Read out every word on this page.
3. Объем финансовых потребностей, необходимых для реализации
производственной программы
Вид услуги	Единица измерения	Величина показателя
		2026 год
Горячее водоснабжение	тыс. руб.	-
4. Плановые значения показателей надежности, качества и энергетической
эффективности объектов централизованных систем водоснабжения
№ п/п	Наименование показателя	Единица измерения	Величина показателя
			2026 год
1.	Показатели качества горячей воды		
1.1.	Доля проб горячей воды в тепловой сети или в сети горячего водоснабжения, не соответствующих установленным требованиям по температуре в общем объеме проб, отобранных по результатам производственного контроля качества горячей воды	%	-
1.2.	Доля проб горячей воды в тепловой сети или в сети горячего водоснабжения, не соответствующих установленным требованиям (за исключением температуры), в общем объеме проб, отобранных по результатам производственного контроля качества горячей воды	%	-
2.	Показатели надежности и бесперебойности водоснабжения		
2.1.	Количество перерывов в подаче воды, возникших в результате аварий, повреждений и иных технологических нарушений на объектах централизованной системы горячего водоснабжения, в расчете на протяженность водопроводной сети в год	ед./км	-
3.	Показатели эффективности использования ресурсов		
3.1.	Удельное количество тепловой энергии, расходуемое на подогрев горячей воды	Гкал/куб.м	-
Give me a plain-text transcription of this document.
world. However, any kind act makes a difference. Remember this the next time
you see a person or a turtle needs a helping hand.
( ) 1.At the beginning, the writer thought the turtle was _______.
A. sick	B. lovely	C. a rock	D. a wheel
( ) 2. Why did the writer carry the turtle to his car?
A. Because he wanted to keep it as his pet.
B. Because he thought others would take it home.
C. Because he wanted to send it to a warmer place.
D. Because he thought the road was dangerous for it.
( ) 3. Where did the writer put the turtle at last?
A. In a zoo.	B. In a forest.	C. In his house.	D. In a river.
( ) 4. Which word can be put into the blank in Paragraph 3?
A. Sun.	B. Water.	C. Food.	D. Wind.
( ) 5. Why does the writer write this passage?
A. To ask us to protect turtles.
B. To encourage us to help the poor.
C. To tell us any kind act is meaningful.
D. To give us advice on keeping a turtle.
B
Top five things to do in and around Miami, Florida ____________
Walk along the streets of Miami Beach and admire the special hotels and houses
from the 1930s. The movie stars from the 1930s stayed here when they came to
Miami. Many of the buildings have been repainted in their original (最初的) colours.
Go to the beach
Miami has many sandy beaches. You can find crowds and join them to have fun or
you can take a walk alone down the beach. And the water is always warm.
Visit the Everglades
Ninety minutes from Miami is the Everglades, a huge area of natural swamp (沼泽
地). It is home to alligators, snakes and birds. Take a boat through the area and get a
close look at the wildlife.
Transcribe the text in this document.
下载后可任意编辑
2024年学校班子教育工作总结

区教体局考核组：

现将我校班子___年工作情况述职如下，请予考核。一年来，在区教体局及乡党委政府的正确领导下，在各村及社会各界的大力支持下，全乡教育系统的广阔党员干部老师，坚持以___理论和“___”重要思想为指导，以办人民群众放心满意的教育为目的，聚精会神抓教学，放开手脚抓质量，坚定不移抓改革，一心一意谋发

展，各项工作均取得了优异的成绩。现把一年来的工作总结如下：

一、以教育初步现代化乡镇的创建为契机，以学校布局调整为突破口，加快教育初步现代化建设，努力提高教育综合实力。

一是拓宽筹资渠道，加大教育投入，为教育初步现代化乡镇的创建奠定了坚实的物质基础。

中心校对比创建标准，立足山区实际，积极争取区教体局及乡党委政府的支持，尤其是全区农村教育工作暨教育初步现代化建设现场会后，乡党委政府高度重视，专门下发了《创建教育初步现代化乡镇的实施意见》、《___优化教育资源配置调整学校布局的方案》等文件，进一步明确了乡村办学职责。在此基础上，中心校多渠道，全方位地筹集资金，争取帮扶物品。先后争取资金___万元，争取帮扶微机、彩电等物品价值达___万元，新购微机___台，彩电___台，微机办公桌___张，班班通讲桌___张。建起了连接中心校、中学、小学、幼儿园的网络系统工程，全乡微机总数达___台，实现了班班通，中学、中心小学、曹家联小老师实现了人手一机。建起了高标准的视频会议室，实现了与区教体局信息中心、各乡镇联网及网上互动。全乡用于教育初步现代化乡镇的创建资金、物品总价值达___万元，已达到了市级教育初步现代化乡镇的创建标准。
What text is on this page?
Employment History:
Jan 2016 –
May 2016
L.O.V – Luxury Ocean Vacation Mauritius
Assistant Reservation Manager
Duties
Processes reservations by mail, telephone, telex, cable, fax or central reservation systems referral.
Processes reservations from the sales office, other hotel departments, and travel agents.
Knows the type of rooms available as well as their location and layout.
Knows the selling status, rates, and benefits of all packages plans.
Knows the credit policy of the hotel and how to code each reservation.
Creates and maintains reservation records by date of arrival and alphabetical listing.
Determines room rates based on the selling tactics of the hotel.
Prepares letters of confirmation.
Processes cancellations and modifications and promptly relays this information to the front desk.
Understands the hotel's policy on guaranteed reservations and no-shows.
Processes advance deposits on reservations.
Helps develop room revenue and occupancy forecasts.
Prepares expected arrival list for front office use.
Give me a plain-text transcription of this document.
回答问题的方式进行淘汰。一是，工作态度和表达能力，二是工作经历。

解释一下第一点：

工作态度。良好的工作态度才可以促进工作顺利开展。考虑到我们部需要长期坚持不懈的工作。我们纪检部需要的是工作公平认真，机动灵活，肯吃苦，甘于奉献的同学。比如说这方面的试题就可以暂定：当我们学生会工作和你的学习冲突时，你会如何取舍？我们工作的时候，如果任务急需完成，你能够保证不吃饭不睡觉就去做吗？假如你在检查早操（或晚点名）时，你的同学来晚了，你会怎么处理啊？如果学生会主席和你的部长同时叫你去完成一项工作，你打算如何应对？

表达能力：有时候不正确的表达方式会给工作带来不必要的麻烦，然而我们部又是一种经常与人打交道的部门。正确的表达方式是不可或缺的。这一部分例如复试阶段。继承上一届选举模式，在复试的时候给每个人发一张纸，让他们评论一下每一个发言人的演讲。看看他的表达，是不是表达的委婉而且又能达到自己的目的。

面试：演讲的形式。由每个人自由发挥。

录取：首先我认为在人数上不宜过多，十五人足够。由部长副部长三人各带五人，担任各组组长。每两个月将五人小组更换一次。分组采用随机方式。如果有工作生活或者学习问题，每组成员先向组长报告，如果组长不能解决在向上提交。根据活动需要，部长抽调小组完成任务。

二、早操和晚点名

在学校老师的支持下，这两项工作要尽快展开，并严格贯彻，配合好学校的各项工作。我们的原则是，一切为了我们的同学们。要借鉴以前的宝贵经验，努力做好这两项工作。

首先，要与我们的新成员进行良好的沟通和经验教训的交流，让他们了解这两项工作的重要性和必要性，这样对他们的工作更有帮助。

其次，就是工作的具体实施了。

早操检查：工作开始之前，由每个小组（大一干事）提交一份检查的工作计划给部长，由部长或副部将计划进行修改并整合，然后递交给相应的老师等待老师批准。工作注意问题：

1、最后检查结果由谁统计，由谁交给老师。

····················

### Problem description
Look through the material and copy each line that has "kind".

### Answer for this exercise
world. However, any kind act makes a difference. Remember this the next time
C. To tell us any kind act is meaningful.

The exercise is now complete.